**STORED RECORDS**
__________
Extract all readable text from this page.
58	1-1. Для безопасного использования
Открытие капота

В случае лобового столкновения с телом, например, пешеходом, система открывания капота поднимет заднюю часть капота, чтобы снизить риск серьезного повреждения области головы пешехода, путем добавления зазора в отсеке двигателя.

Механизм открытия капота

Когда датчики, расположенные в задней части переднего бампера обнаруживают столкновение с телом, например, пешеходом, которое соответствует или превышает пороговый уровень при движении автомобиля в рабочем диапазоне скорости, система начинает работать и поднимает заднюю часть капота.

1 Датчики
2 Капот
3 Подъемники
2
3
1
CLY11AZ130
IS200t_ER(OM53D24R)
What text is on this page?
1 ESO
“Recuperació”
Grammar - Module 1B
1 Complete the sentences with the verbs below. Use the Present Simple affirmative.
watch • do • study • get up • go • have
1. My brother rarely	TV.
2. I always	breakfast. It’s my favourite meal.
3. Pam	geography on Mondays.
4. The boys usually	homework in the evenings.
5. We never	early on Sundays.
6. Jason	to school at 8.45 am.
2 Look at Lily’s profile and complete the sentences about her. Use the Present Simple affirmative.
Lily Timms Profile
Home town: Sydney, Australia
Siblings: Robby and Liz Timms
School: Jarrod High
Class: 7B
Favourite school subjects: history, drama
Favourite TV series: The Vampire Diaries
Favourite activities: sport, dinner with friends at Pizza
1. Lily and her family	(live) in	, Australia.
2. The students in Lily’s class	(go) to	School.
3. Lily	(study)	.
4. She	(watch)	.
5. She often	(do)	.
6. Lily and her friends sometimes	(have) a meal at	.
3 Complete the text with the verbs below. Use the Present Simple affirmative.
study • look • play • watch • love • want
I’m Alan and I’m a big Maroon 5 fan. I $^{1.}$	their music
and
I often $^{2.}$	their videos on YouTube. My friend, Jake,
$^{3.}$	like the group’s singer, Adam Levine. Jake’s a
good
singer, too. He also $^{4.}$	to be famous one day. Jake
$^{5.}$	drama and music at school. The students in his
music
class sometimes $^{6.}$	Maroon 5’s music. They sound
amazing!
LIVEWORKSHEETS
__________
**GIVEN PROBLEM**
Wherever a line in the data above holds "sentences", copy that line.

**FULL RESPONSE**
1 Complete the sentences with the verbs below. Use the Present Simple affirmative.
2 Look at Lily’s profile and complete the sentences about her. Use the Present Simple affirmative.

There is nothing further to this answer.